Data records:
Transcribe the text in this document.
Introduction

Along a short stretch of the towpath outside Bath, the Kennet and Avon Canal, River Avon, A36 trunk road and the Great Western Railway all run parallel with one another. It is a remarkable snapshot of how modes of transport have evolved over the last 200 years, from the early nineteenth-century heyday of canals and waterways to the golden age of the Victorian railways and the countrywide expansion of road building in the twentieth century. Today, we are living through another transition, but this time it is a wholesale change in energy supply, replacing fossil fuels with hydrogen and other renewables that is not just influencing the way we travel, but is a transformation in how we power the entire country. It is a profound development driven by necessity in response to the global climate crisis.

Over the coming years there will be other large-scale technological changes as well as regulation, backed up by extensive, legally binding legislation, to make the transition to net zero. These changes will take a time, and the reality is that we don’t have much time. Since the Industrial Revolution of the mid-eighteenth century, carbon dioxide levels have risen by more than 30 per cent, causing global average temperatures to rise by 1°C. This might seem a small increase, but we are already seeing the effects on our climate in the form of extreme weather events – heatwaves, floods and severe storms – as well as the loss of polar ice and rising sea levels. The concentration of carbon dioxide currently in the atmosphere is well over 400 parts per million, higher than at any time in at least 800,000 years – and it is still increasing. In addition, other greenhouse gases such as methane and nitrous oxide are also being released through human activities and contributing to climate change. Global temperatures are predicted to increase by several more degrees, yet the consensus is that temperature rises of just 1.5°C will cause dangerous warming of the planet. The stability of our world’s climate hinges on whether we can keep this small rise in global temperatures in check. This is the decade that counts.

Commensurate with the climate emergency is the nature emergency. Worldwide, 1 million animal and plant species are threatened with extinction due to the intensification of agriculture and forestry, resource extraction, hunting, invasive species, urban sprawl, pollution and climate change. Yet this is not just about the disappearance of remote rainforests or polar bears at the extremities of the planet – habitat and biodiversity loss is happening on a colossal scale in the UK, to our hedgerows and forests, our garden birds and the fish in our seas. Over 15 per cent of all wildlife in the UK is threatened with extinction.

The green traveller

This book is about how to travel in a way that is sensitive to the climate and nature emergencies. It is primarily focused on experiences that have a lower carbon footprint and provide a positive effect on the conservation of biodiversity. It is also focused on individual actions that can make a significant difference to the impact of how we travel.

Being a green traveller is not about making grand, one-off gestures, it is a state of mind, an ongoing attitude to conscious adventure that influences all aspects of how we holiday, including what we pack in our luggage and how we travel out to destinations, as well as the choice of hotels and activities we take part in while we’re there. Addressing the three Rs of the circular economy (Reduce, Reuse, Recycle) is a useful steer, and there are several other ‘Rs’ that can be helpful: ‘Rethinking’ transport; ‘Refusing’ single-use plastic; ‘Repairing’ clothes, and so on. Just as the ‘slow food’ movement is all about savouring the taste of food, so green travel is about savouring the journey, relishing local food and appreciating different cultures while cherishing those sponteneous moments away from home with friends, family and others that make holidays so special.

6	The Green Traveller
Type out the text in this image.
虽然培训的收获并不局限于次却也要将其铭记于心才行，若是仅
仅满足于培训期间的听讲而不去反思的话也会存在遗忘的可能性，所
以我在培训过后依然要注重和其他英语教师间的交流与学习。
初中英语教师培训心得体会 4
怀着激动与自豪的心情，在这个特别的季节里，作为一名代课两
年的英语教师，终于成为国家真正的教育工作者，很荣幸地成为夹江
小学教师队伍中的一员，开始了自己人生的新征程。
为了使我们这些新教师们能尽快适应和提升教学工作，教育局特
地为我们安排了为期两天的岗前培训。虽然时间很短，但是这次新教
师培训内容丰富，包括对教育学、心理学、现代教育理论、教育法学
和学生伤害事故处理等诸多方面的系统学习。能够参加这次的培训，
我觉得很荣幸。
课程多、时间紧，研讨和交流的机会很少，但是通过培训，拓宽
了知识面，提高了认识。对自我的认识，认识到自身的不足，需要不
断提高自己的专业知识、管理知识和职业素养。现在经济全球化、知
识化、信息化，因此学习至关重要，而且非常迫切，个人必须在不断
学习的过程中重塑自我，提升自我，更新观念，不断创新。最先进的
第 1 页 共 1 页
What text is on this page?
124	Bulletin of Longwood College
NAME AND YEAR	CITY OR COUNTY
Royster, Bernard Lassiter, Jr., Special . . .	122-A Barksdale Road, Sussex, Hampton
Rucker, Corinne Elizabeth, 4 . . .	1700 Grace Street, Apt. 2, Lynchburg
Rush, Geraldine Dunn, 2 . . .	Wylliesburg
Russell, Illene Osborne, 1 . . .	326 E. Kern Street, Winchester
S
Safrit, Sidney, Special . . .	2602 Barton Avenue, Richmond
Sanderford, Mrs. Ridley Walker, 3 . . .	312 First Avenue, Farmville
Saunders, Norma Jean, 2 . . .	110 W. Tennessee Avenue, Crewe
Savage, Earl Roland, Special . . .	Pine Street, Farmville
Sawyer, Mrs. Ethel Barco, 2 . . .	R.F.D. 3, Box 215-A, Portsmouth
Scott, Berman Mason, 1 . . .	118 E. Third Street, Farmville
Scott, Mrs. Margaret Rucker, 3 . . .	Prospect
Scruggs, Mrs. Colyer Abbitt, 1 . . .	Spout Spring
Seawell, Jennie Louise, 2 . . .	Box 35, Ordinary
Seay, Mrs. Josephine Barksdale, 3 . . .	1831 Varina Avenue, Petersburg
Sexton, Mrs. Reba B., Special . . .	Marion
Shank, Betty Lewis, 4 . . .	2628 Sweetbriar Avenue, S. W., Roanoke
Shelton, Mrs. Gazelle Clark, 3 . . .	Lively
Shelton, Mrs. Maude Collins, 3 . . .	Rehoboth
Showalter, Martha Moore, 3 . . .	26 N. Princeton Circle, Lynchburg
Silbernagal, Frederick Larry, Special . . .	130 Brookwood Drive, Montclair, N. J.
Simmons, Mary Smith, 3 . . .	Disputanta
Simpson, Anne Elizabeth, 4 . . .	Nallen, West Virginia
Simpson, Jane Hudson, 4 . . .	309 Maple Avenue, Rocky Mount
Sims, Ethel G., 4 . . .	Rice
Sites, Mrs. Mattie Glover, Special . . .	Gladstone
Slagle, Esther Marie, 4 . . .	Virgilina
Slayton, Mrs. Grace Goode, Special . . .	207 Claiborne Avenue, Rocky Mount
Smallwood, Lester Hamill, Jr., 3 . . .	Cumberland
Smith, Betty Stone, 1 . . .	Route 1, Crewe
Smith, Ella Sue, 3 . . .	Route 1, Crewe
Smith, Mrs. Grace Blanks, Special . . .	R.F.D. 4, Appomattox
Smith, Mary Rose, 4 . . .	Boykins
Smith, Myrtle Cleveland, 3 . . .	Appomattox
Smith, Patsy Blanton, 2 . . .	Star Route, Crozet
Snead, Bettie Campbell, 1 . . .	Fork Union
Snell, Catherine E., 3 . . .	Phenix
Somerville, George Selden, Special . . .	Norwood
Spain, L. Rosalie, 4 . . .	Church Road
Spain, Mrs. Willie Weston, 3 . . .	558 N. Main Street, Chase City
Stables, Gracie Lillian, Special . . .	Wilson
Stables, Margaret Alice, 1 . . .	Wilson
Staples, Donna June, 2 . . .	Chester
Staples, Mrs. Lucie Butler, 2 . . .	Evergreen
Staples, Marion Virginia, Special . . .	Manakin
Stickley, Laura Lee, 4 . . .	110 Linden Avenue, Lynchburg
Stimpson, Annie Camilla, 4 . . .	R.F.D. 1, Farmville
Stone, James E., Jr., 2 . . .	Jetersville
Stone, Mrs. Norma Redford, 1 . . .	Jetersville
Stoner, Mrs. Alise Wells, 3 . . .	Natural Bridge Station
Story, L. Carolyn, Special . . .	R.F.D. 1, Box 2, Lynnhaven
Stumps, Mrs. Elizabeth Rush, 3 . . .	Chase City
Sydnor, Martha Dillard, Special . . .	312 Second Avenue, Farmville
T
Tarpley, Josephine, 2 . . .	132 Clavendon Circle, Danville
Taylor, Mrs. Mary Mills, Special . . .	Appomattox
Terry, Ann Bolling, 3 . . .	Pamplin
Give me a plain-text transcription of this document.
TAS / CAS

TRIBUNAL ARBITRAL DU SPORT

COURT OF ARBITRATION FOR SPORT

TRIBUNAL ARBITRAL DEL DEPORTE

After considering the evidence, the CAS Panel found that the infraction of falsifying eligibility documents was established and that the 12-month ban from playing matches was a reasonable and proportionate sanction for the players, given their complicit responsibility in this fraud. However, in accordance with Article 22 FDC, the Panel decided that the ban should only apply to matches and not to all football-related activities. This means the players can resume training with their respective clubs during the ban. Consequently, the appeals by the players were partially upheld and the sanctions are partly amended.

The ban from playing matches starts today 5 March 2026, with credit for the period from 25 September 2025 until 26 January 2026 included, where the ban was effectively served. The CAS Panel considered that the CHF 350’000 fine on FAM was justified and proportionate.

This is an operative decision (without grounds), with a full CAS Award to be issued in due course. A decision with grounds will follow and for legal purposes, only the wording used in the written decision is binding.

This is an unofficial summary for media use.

WHAT YOU HAVE TO DO:
Tell how many lines above contain the word "Spain". Give the number alone.

SOLUTION:
2